> _Exercise material_
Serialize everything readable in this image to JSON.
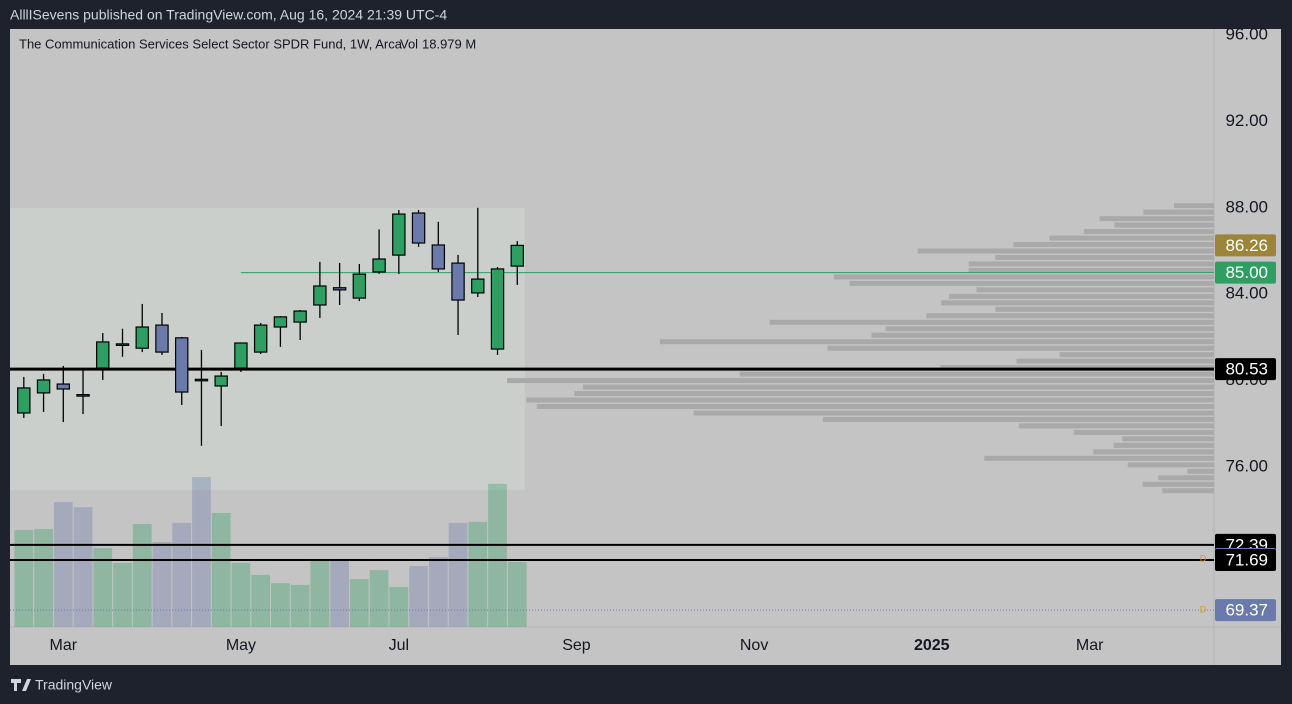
{
  "header": {
    "publisher": "AlllISevens published on TradingView.com, Aug 16, 2024 21:39 UTC-4"
  },
  "footer": {
    "brand": "TradingView"
  },
  "chart_data": {
    "type": "candlestick",
    "title": "The Communication Services Select Sector SPDR Fund, 1W, Arca",
    "volume_label": "Vol",
    "volume_value_label": "18.979 M",
    "x": [
      0,
      1,
      2,
      3,
      4,
      5,
      6,
      7,
      8,
      9,
      10,
      11,
      12,
      13,
      14,
      15,
      16,
      17,
      18,
      19,
      20,
      21,
      22,
      23,
      24,
      25
    ],
    "open": [
      78.5,
      79.43,
      79.84,
      79.35,
      80.58,
      81.69,
      81.5,
      82.57,
      81.98,
      80.06,
      79.75,
      80.58,
      81.32,
      82.48,
      82.71,
      83.5,
      84.3,
      83.82,
      85.03,
      85.81,
      87.76,
      86.28,
      85.44,
      84.06,
      81.46,
      85.3
    ],
    "high": [
      80.17,
      80.31,
      80.68,
      80.58,
      82.2,
      82.4,
      83.55,
      83.13,
      82.02,
      81.42,
      80.4,
      81.74,
      82.67,
      82.99,
      83.27,
      85.5,
      85.45,
      85.4,
      87.0,
      87.9,
      87.9,
      87.35,
      85.82,
      88.0,
      85.26,
      86.46
    ],
    "low": [
      78.27,
      78.55,
      78.08,
      78.45,
      80.03,
      81.1,
      81.32,
      81.19,
      78.87,
      76.98,
      77.9,
      80.4,
      81.23,
      81.56,
      81.88,
      82.9,
      83.5,
      83.68,
      84.94,
      84.94,
      86.19,
      85.03,
      82.11,
      83.87,
      81.19,
      84.43
    ],
    "close": [
      79.66,
      80.03,
      79.61,
      79.33,
      81.79,
      81.7,
      82.48,
      81.32,
      79.47,
      80.03,
      80.21,
      81.74,
      82.57,
      82.95,
      83.22,
      84.38,
      84.2,
      84.93,
      85.63,
      87.71,
      86.37,
      85.17,
      83.73,
      84.7,
      85.17,
      86.26
    ],
    "volume": [
      28.3,
      28.6,
      36.5,
      35.0,
      23.1,
      18.7,
      30.1,
      24.8,
      30.4,
      43.8,
      33.3,
      18.7,
      15.2,
      12.8,
      12.3,
      19.3,
      19.3,
      14.0,
      16.6,
      11.7,
      17.8,
      20.4,
      30.4,
      30.7,
      41.8,
      18.979
    ],
    "up_color": "#2f9e62",
    "down_color": "#6a7bab",
    "xlim": [
      -0.7,
      60.3
    ],
    "xticks": [
      {
        "value": 2,
        "label": "Mar"
      },
      {
        "value": 11,
        "label": "May"
      },
      {
        "value": 19,
        "label": "Jul"
      },
      {
        "value": 28,
        "label": "Sep"
      },
      {
        "value": 37,
        "label": "Nov"
      },
      {
        "value": 46,
        "label": "2025",
        "bold": true
      },
      {
        "value": 54,
        "label": "Mar"
      }
    ],
    "ylim": [
      68.59,
      96.28
    ],
    "yticks": [
      {
        "value": 96,
        "label": "96.00"
      },
      {
        "value": 92,
        "label": "92.00"
      },
      {
        "value": 88,
        "label": "88.00"
      },
      {
        "value": 84,
        "label": "84.00"
      },
      {
        "value": 80,
        "label": "80.00"
      },
      {
        "value": 76,
        "label": "76.00"
      }
    ],
    "volume_profile": {
      "prices": [
        88.1,
        87.8,
        87.5,
        87.2,
        86.9,
        86.6,
        86.3,
        86.0,
        85.7,
        85.4,
        85.1,
        84.8,
        84.5,
        84.2,
        83.9,
        83.6,
        83.3,
        83.0,
        82.7,
        82.4,
        82.1,
        81.8,
        81.5,
        81.2,
        80.9,
        80.6,
        80.3,
        80.0,
        79.7,
        79.4,
        79.1,
        78.8,
        78.5,
        78.2,
        77.9,
        77.6,
        77.3,
        77.0,
        76.7,
        76.4,
        76.1,
        75.8,
        75.5,
        75.2,
        74.9
      ],
      "values": [
        51,
        90,
        146,
        127,
        166,
        210,
        256,
        378,
        279,
        313,
        313,
        485,
        465,
        303,
        338,
        348,
        279,
        367,
        567,
        419,
        437,
        707,
        493,
        197,
        252,
        349,
        605,
        902,
        805,
        816,
        877,
        864,
        664,
        499,
        249,
        179,
        117,
        128,
        154,
        293,
        110,
        34,
        71,
        91,
        66
      ],
      "color": "#a9a9a9"
    },
    "price_lines": [
      {
        "value": 86.26,
        "color": "#9c8538"
      },
      {
        "value": 85,
        "label": "85.00",
        "color": "#2f9e62",
        "line": "solid-green",
        "start": 11
      },
      {
        "value": 80.53,
        "color": "#000000",
        "line": "thick"
      },
      {
        "value": 72.39,
        "color": "#000000",
        "line": "thin"
      },
      {
        "value": 71.74,
        "color": "#6a7bab"
      },
      {
        "value": 71.69,
        "color": "#000000",
        "line": "thin"
      },
      {
        "value": 69.37,
        "color": "#6a7bab",
        "line": "dotted"
      }
    ],
    "day_flags": [
      {
        "value": 71.74,
        "label": "D"
      },
      {
        "value": 69.37,
        "label": "D"
      }
    ]
  }
}
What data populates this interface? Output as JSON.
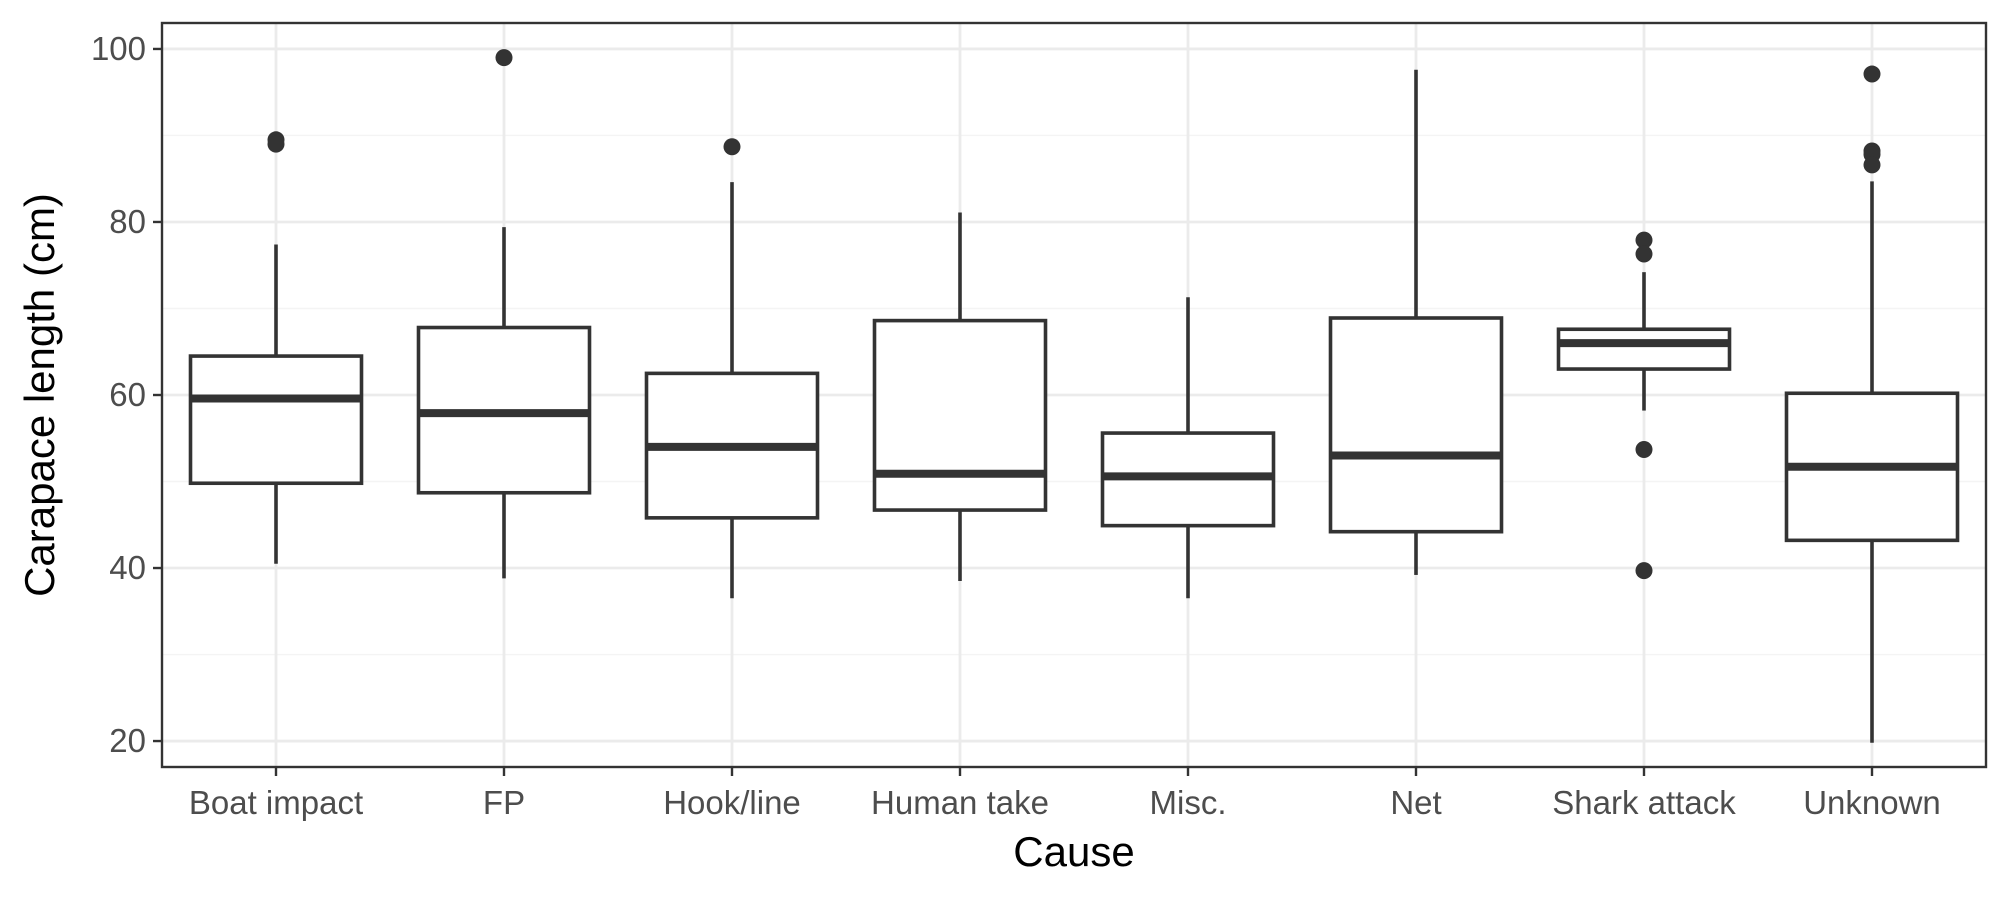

> _Challenge_
Give back the entries verbatim. Do not include any picture.

> _Task solution_
Serialize everything readable in this image to JSON.
{
  "header": {
    "publisher": "AlllISevens published on TradingView.com, Aug 16, 2024 21:39 UTC-4"
  },
  "footer": {
    "brand": "TradingView"
  },
  "chart_data": {
    "type": "candlestick",
    "title": "The Communication Services Select Sector SPDR Fund, 1W, Arca",
    "volume_label": "Vol",
    "volume_value_label": "18.979 M",
    "x": [
      0,
      1,
      2,
      3,
      4,
      5,
      6,
      7,
      8,
      9,
      10,
      11,
      12,
      13,
      14,
      15,
      16,
      17,
      18,
      19,
      20,
      21,
      22,
      23,
      24,
      25
    ],
    "open": [
      78.5,
      79.43,
      79.84,
      79.35,
      80.58,
      81.69,
      81.5,
      82.57,
      81.98,
      80.06,
      79.75,
      80.58,
      81.32,
      82.48,
      82.71,
      83.5,
      84.3,
      83.82,
      85.03,
      85.81,
      87.76,
      86.28,
      85.44,
      84.06,
      81.46,
      85.3
    ],
    "high": [
      80.17,
      80.31,
      80.68,
      80.58,
      82.2,
      82.4,
      83.55,
      83.13,
      82.02,
      81.42,
      80.4,
      81.74,
      82.67,
      82.99,
      83.27,
      85.5,
      85.45,
      85.4,
      87.0,
      87.9,
      87.9,
      87.35,
      85.82,
      88.0,
      85.26,
      86.46
    ],
    "low": [
      78.27,
      78.55,
      78.08,
      78.45,
      80.03,
      81.1,
      81.32,
      81.19,
      78.87,
      76.98,
      77.9,
      80.4,
      81.23,
      81.56,
      81.88,
      82.9,
      83.5,
      83.68,
      84.94,
      84.94,
      86.19,
      85.03,
      82.11,
      83.87,
      81.19,
      84.43
    ],
    "close": [
      79.66,
      80.03,
      79.61,
      79.33,
      81.79,
      81.7,
      82.48,
      81.32,
      79.47,
      80.03,
      80.21,
      81.74,
      82.57,
      82.95,
      83.22,
      84.38,
      84.2,
      84.93,
      85.63,
      87.71,
      86.37,
      85.17,
      83.73,
      84.7,
      85.17,
      86.26
    ],
    "volume": [
      28.3,
      28.6,
      36.5,
      35.0,
      23.1,
      18.7,
      30.1,
      24.8,
      30.4,
      43.8,
      33.3,
      18.7,
      15.2,
      12.8,
      12.3,
      19.3,
      19.3,
      14.0,
      16.6,
      11.7,
      17.8,
      20.4,
      30.4,
      30.7,
      41.8,
      18.979
    ],
    "up_color": "#2f9e62",
    "down_color": "#6a7bab",
    "xlim": [
      -0.7,
      60.3
    ],
    "xticks": [
      {
        "value": 2,
        "label": "Mar"
      },
      {
        "value": 11,
        "label": "May"
      },
      {
        "value": 19,
        "label": "Jul"
      },
      {
        "value": 28,
        "label": "Sep"
      },
      {
        "value": 37,
        "label": "Nov"
      },
      {
        "value": 46,
        "label": "2025",
        "bold": true
      },
      {
        "value": 54,
        "label": "Mar"
      }
    ],
    "ylim": [
      68.59,
      96.28
    ],
    "yticks": [
      {
        "value": 96,
        "label": "96.00"
      },
      {
        "value": 92,
        "label": "92.00"
      },
      {
        "value": 88,
        "label": "88.00"
      },
      {
        "value": 84,
        "label": "84.00"
      },
      {
        "value": 80,
        "label": "80.00"
      },
      {
        "value": 76,
        "label": "76.00"
      }
    ],
    "volume_profile": {
      "prices": [
        88.1,
        87.8,
        87.5,
        87.2,
        86.9,
        86.6,
        86.3,
        86.0,
        85.7,
        85.4,
        85.1,
        84.8,
        84.5,
        84.2,
        83.9,
        83.6,
        83.3,
        83.0,
        82.7,
        82.4,
        82.1,
        81.8,
        81.5,
        81.2,
        80.9,
        80.6,
        80.3,
        80.0,
        79.7,
        79.4,
        79.1,
        78.8,
        78.5,
        78.2,
        77.9,
        77.6,
        77.3,
        77.0,
        76.7,
        76.4,
        76.1,
        75.8,
        75.5,
        75.2,
        74.9
      ],
      "values": [
        51,
        90,
        146,
        127,
        166,
        210,
        256,
        378,
        279,
        313,
        313,
        485,
        465,
        303,
        338,
        348,
        279,
        367,
        567,
        419,
        437,
        707,
        493,
        197,
        252,
        349,
        605,
        902,
        805,
        816,
        877,
        864,
        664,
        499,
        249,
        179,
        117,
        128,
        154,
        293,
        110,
        34,
        71,
        91,
        66
      ],
      "color": "#a9a9a9"
    },
    "price_lines": [
      {
        "value": 86.26,
        "color": "#9c8538"
      },
      {
        "value": 85,
        "label": "85.00",
        "color": "#2f9e62",
        "line": "solid-green",
        "start": 11
      },
      {
        "value": 80.53,
        "color": "#000000",
        "line": "thick"
      },
      {
        "value": 72.39,
        "color": "#000000",
        "line": "thin"
      },
      {
        "value": 71.74,
        "color": "#6a7bab"
      },
      {
        "value": 71.69,
        "color": "#000000",
        "line": "thin"
      },
      {
        "value": 69.37,
        "color": "#6a7bab",
        "line": "dotted"
      }
    ],
    "day_flags": [
      {
        "value": 71.74,
        "label": "D"
      },
      {
        "value": 69.37,
        "label": "D"
      }
    ]
  }
}
What data populates this interface? Output as JSON.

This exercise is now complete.